YOUR GOAL: Identify the lines bearing the string "mita" and gather them.

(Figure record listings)
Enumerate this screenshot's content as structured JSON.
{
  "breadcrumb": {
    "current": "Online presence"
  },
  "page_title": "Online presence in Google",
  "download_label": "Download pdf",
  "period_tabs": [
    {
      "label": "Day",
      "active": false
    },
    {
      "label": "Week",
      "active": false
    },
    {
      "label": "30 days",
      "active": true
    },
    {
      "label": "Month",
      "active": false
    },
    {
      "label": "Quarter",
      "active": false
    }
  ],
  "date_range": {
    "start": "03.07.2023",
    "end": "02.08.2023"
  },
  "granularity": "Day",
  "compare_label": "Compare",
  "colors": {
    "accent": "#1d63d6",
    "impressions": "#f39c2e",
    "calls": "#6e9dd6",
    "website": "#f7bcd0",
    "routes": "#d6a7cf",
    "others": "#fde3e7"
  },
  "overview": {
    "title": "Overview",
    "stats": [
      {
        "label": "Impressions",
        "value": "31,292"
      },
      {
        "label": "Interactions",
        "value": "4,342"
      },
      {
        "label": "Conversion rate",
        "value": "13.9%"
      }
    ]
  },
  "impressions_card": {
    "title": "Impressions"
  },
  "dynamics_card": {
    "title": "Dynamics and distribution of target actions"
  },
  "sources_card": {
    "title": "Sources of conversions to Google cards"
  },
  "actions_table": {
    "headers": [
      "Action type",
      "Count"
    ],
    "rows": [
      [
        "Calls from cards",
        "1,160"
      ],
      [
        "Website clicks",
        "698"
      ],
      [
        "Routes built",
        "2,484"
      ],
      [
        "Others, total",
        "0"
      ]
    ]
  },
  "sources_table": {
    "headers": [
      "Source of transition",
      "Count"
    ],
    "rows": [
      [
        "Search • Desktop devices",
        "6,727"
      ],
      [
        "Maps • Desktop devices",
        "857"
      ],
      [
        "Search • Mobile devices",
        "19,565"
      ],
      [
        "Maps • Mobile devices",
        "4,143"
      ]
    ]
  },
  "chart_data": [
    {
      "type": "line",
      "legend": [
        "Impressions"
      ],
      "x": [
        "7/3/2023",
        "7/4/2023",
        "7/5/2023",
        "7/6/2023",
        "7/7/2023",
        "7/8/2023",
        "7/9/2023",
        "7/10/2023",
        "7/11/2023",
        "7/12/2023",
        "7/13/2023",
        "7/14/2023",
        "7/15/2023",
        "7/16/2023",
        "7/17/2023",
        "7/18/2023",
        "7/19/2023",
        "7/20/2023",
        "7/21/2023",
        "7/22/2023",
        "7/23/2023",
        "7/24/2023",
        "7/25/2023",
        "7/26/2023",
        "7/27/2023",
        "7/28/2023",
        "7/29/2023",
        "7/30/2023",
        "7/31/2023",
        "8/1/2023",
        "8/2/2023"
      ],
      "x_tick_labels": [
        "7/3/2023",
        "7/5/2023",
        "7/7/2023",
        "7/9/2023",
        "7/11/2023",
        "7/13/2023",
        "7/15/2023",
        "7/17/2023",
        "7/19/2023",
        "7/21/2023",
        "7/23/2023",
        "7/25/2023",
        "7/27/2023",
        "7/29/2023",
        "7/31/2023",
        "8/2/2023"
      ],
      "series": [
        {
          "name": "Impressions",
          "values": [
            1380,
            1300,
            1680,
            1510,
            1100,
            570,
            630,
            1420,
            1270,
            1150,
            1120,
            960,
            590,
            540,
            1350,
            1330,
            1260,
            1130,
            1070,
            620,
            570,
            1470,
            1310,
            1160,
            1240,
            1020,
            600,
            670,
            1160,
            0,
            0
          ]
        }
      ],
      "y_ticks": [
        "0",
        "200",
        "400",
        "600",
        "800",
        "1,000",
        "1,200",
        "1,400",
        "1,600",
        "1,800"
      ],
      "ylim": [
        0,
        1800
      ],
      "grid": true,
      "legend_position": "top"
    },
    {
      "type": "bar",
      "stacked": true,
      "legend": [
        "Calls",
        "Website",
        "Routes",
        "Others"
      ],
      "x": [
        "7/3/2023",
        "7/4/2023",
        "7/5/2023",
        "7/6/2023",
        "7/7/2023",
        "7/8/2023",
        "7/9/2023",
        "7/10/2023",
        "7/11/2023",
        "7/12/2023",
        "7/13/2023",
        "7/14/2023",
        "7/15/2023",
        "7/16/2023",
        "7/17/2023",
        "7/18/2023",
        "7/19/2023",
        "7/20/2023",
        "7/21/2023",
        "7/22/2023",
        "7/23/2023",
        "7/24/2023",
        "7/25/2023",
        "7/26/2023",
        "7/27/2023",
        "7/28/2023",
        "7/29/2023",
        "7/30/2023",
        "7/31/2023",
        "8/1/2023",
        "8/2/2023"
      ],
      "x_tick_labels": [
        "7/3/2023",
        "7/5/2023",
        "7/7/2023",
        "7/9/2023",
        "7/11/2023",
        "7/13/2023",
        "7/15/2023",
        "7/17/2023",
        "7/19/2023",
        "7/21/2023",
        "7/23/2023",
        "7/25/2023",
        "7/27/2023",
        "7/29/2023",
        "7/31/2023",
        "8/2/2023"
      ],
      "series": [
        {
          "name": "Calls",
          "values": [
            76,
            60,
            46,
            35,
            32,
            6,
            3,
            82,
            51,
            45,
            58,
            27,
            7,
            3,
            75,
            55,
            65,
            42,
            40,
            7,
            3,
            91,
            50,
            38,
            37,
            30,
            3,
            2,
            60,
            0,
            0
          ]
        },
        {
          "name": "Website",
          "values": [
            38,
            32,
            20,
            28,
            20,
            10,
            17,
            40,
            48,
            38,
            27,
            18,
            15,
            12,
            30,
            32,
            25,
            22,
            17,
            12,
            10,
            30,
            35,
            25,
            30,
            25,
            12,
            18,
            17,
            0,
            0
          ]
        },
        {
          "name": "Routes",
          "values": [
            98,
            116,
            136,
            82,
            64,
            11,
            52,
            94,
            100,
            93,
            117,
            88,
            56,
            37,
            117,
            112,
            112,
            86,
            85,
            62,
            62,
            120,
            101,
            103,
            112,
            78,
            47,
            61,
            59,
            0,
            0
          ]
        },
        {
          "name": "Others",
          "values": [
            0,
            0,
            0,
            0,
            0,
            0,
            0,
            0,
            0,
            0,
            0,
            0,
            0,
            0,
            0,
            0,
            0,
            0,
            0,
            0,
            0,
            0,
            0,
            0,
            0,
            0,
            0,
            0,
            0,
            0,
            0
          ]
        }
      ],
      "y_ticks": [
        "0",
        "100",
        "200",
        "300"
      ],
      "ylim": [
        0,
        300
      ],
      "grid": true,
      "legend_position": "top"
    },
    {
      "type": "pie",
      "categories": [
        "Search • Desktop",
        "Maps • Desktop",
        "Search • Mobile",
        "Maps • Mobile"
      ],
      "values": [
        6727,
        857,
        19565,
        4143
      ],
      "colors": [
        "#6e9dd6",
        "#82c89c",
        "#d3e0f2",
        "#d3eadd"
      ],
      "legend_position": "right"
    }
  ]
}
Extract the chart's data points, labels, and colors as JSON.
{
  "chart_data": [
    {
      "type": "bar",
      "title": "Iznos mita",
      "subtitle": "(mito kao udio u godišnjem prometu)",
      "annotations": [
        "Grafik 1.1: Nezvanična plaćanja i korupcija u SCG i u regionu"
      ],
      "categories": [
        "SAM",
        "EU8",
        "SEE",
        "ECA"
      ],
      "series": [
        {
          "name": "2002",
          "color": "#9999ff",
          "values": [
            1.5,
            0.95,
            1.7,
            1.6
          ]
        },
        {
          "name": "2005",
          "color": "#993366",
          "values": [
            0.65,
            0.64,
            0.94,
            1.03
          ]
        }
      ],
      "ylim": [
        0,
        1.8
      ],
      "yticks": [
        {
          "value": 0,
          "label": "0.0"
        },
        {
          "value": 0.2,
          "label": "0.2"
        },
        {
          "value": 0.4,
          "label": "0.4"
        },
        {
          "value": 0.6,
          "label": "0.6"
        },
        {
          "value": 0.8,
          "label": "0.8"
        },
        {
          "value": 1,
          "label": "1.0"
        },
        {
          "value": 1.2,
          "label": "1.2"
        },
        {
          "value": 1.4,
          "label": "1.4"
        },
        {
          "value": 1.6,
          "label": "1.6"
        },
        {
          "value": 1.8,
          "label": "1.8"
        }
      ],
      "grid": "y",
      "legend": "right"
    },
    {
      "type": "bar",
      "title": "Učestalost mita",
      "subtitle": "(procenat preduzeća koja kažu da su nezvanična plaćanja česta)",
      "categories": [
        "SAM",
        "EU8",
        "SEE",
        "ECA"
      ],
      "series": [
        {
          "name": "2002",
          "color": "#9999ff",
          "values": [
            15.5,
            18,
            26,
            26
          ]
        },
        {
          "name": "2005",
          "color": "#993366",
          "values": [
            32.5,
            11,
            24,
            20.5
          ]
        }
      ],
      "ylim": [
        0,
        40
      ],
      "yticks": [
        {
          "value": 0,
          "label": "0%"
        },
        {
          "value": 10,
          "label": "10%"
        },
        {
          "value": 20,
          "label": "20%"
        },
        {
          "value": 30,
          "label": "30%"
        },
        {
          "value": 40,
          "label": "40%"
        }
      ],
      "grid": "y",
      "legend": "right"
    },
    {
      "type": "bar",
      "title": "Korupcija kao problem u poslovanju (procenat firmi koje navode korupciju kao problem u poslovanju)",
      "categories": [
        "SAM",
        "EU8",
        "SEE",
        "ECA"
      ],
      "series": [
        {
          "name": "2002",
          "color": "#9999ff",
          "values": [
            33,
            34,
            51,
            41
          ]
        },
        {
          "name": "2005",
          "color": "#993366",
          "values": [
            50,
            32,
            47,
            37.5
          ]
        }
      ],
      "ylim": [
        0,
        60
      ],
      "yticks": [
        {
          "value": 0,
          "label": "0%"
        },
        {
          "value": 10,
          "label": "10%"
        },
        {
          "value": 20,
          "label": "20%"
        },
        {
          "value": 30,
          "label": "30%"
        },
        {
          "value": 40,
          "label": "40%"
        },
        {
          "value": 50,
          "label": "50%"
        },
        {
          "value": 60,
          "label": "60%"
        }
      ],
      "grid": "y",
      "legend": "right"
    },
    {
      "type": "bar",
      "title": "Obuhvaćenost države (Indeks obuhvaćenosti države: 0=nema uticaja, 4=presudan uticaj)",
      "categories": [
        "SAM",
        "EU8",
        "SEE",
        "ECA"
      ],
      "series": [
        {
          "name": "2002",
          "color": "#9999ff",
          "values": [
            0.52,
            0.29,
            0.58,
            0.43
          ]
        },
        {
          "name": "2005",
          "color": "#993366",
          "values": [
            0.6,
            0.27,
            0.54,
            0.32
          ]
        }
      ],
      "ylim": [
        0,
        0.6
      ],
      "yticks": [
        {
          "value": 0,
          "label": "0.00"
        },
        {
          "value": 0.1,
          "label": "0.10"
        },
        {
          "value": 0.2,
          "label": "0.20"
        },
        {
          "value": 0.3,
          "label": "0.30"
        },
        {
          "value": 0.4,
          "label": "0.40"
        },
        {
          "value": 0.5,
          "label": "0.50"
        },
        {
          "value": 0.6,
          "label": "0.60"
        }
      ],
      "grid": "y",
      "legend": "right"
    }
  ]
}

OUTPUT FOR THIS EXERCISE:
      "title": "Iznos mita",
      "title": "Učestalost mita",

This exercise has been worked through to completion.